Instructions for the task:
In the copy, include every entry exactly but none of the pictures.
** BEGIN **
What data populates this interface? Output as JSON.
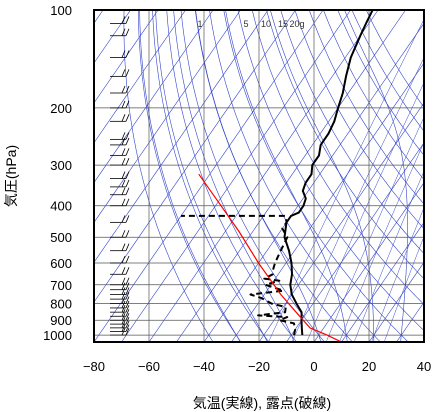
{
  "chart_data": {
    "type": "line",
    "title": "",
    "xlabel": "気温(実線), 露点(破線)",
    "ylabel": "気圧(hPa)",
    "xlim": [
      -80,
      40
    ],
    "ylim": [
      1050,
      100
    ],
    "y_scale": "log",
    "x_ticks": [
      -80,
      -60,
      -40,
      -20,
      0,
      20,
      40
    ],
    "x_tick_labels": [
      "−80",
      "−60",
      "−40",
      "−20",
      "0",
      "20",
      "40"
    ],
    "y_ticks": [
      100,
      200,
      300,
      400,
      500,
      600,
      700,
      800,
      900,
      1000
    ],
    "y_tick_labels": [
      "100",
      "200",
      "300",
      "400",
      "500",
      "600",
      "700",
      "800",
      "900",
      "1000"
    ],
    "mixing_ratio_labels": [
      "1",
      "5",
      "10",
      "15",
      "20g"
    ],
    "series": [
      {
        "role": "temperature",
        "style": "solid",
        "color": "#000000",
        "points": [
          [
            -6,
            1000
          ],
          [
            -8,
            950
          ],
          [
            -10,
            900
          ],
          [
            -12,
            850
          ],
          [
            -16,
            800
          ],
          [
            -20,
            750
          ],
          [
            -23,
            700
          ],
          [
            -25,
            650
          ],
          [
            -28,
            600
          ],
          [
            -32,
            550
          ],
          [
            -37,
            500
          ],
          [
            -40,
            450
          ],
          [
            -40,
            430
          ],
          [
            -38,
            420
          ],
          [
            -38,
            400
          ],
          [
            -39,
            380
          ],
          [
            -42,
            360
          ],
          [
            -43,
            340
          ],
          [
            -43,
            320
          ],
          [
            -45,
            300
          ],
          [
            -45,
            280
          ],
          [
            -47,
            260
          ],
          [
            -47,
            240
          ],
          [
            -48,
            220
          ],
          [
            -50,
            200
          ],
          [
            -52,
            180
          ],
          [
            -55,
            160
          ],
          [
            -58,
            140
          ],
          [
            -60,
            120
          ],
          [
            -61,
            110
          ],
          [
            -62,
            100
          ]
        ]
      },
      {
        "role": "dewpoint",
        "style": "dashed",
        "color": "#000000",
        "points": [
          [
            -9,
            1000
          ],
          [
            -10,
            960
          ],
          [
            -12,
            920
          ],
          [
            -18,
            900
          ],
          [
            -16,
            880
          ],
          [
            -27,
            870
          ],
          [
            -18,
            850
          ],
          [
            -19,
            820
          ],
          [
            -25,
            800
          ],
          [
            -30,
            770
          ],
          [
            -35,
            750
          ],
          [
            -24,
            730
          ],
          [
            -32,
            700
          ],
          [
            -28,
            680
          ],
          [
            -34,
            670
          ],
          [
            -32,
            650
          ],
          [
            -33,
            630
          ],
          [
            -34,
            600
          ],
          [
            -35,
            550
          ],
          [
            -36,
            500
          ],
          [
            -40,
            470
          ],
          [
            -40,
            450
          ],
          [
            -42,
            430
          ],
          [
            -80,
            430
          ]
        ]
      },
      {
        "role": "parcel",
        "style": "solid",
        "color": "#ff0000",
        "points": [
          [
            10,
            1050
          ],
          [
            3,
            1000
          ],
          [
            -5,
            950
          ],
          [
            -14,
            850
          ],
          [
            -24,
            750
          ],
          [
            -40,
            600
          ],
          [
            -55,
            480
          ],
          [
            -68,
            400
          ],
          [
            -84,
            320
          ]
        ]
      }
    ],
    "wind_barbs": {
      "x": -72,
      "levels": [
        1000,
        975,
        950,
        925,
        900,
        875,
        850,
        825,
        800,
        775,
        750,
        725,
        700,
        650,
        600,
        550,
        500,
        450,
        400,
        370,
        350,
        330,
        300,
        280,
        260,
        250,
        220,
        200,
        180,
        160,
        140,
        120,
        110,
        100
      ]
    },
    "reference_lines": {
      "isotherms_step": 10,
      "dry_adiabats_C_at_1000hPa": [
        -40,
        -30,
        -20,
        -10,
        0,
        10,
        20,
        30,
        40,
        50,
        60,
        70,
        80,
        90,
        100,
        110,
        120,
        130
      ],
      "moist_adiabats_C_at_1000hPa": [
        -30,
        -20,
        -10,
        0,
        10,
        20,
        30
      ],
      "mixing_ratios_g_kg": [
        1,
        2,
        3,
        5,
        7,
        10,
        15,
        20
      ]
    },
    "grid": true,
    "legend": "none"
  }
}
** END **
Task solution:
What data populates this interface? Output as JSON.
{
  "chart_data": {
    "type": "line",
    "title": "",
    "xlabel": "気温(実線), 露点(破線)",
    "ylabel": "気圧(hPa)",
    "xlim": [
      -80,
      40
    ],
    "ylim": [
      1050,
      100
    ],
    "y_scale": "log",
    "x_ticks": [
      -80,
      -60,
      -40,
      -20,
      0,
      20,
      40
    ],
    "x_tick_labels": [
      "−80",
      "−60",
      "−40",
      "−20",
      "0",
      "20",
      "40"
    ],
    "y_ticks": [
      100,
      200,
      300,
      400,
      500,
      600,
      700,
      800,
      900,
      1000
    ],
    "y_tick_labels": [
      "100",
      "200",
      "300",
      "400",
      "500",
      "600",
      "700",
      "800",
      "900",
      "1000"
    ],
    "mixing_ratio_labels": [
      "1",
      "5",
      "10",
      "15",
      "20g"
    ],
    "series": [
      {
        "role": "temperature",
        "style": "solid",
        "color": "#000000",
        "points": [
          [
            -6,
            1000
          ],
          [
            -8,
            950
          ],
          [
            -10,
            900
          ],
          [
            -12,
            850
          ],
          [
            -16,
            800
          ],
          [
            -20,
            750
          ],
          [
            -23,
            700
          ],
          [
            -25,
            650
          ],
          [
            -28,
            600
          ],
          [
            -32,
            550
          ],
          [
            -37,
            500
          ],
          [
            -40,
            450
          ],
          [
            -40,
            430
          ],
          [
            -38,
            420
          ],
          [
            -38,
            400
          ],
          [
            -39,
            380
          ],
          [
            -42,
            360
          ],
          [
            -43,
            340
          ],
          [
            -43,
            320
          ],
          [
            -45,
            300
          ],
          [
            -45,
            280
          ],
          [
            -47,
            260
          ],
          [
            -47,
            240
          ],
          [
            -48,
            220
          ],
          [
            -50,
            200
          ],
          [
            -52,
            180
          ],
          [
            -55,
            160
          ],
          [
            -58,
            140
          ],
          [
            -60,
            120
          ],
          [
            -61,
            110
          ],
          [
            -62,
            100
          ]
        ]
      },
      {
        "role": "dewpoint",
        "style": "dashed",
        "color": "#000000",
        "points": [
          [
            -9,
            1000
          ],
          [
            -10,
            960
          ],
          [
            -12,
            920
          ],
          [
            -18,
            900
          ],
          [
            -16,
            880
          ],
          [
            -27,
            870
          ],
          [
            -18,
            850
          ],
          [
            -19,
            820
          ],
          [
            -25,
            800
          ],
          [
            -30,
            770
          ],
          [
            -35,
            750
          ],
          [
            -24,
            730
          ],
          [
            -32,
            700
          ],
          [
            -28,
            680
          ],
          [
            -34,
            670
          ],
          [
            -32,
            650
          ],
          [
            -33,
            630
          ],
          [
            -34,
            600
          ],
          [
            -35,
            550
          ],
          [
            -36,
            500
          ],
          [
            -40,
            470
          ],
          [
            -40,
            450
          ],
          [
            -42,
            430
          ],
          [
            -80,
            430
          ]
        ]
      },
      {
        "role": "parcel",
        "style": "solid",
        "color": "#ff0000",
        "points": [
          [
            10,
            1050
          ],
          [
            3,
            1000
          ],
          [
            -5,
            950
          ],
          [
            -14,
            850
          ],
          [
            -24,
            750
          ],
          [
            -40,
            600
          ],
          [
            -55,
            480
          ],
          [
            -68,
            400
          ],
          [
            -84,
            320
          ]
        ]
      }
    ],
    "wind_barbs": {
      "x": -72,
      "levels": [
        1000,
        975,
        950,
        925,
        900,
        875,
        850,
        825,
        800,
        775,
        750,
        725,
        700,
        650,
        600,
        550,
        500,
        450,
        400,
        370,
        350,
        330,
        300,
        280,
        260,
        250,
        220,
        200,
        180,
        160,
        140,
        120,
        110,
        100
      ]
    },
    "reference_lines": {
      "isotherms_step": 10,
      "dry_adiabats_C_at_1000hPa": [
        -40,
        -30,
        -20,
        -10,
        0,
        10,
        20,
        30,
        40,
        50,
        60,
        70,
        80,
        90,
        100,
        110,
        120,
        130
      ],
      "moist_adiabats_C_at_1000hPa": [
        -30,
        -20,
        -10,
        0,
        10,
        20,
        30
      ],
      "mixing_ratios_g_kg": [
        1,
        2,
        3,
        5,
        7,
        10,
        15,
        20
      ]
    },
    "grid": true,
    "legend": "none"
  }
}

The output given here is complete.